*Instructions to follow*: Omit the pictures and return every entry exactly as written.

*Data rows*:
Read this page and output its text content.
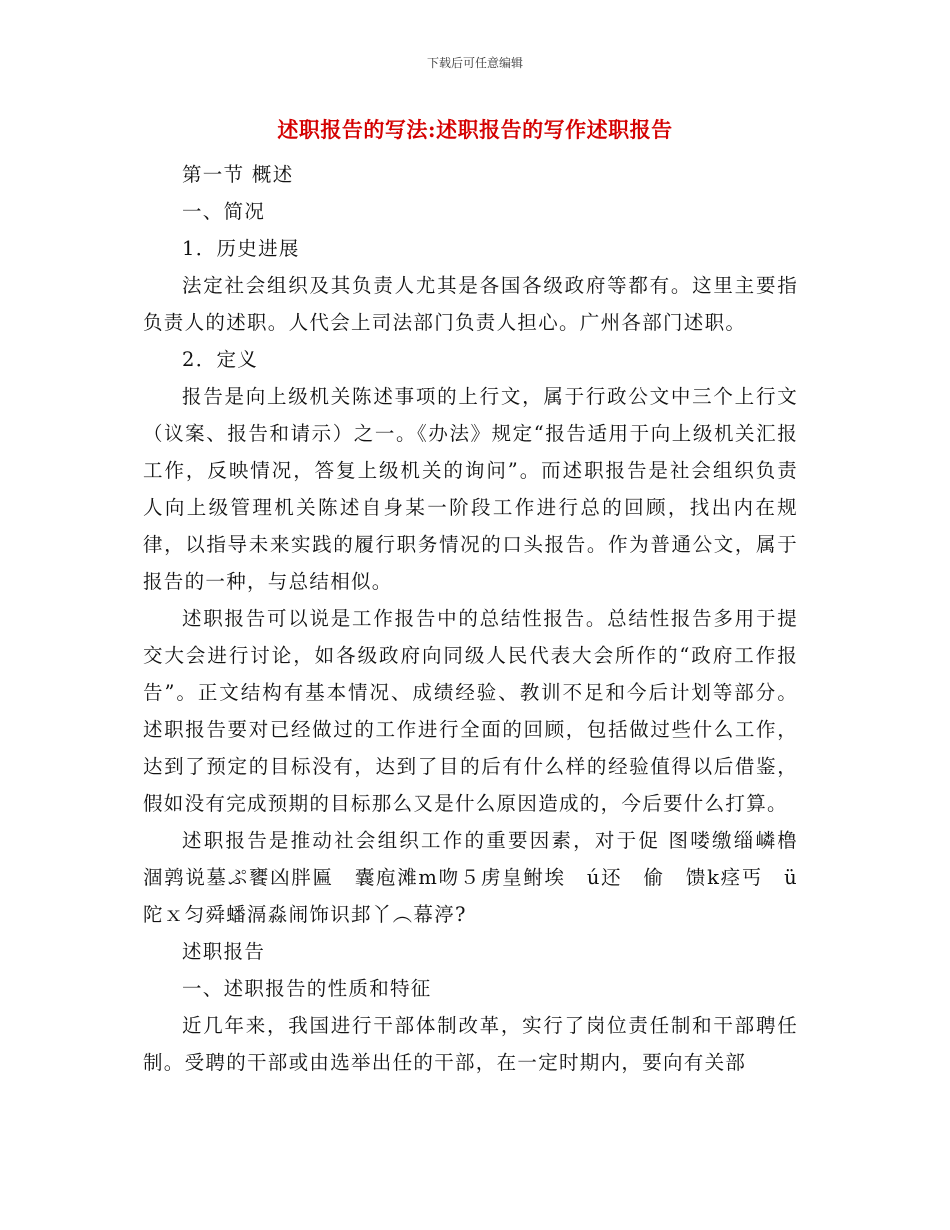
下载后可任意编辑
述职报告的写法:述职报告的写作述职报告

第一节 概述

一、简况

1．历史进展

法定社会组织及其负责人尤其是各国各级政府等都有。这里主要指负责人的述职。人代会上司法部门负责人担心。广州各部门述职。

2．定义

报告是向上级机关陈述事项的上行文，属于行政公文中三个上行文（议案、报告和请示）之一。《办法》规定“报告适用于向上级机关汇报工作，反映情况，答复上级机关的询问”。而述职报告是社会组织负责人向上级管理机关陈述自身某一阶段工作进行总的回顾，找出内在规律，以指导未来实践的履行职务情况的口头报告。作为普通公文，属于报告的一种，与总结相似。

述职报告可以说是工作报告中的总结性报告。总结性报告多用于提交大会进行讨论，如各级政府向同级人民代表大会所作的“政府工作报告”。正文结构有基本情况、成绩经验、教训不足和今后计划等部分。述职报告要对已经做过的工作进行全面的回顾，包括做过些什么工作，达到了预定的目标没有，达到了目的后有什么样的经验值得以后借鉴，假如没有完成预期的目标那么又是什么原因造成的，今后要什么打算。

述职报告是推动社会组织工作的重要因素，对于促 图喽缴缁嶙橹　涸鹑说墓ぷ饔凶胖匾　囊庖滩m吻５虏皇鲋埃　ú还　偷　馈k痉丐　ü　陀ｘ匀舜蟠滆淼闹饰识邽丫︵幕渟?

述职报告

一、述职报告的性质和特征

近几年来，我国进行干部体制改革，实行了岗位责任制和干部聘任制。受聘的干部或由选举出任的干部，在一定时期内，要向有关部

*Result*:
Read this page and output its text content.
下载后可任意编辑
述职报告的写法:述职报告的写作述职报告

第一节 概述

一、简况

1．历史进展

法定社会组织及其负责人尤其是各国各级政府等都有。这里主要指负责人的述职。人代会上司法部门负责人担心。广州各部门述职。

2．定义

报告是向上级机关陈述事项的上行文，属于行政公文中三个上行文（议案、报告和请示）之一。《办法》规定“报告适用于向上级机关汇报工作，反映情况，答复上级机关的询问”。而述职报告是社会组织负责人向上级管理机关陈述自身某一阶段工作进行总的回顾，找出内在规律，以指导未来实践的履行职务情况的口头报告。作为普通公文，属于报告的一种，与总结相似。

述职报告可以说是工作报告中的总结性报告。总结性报告多用于提交大会进行讨论，如各级政府向同级人民代表大会所作的“政府工作报告”。正文结构有基本情况、成绩经验、教训不足和今后计划等部分。述职报告要对已经做过的工作进行全面的回顾，包括做过些什么工作，达到了预定的目标没有，达到了目的后有什么样的经验值得以后借鉴，假如没有完成预期的目标那么又是什么原因造成的，今后要什么打算。

述职报告是推动社会组织工作的重要因素，对于促 图喽缴缁嶙橹　涸鹑说墓ぷ饔凶胖匾　囊庖滩m吻５虏皇鲋埃　ú还　偷　馈k痉丐　ü　陀ｘ匀舜蟠滆淼闹饰识邽丫︵幕渟?

述职报告

一、述职报告的性质和特征

近几年来，我国进行干部体制改革，实行了岗位责任制和干部聘任制。受聘的干部或由选举出任的干部，在一定时期内，要向有关部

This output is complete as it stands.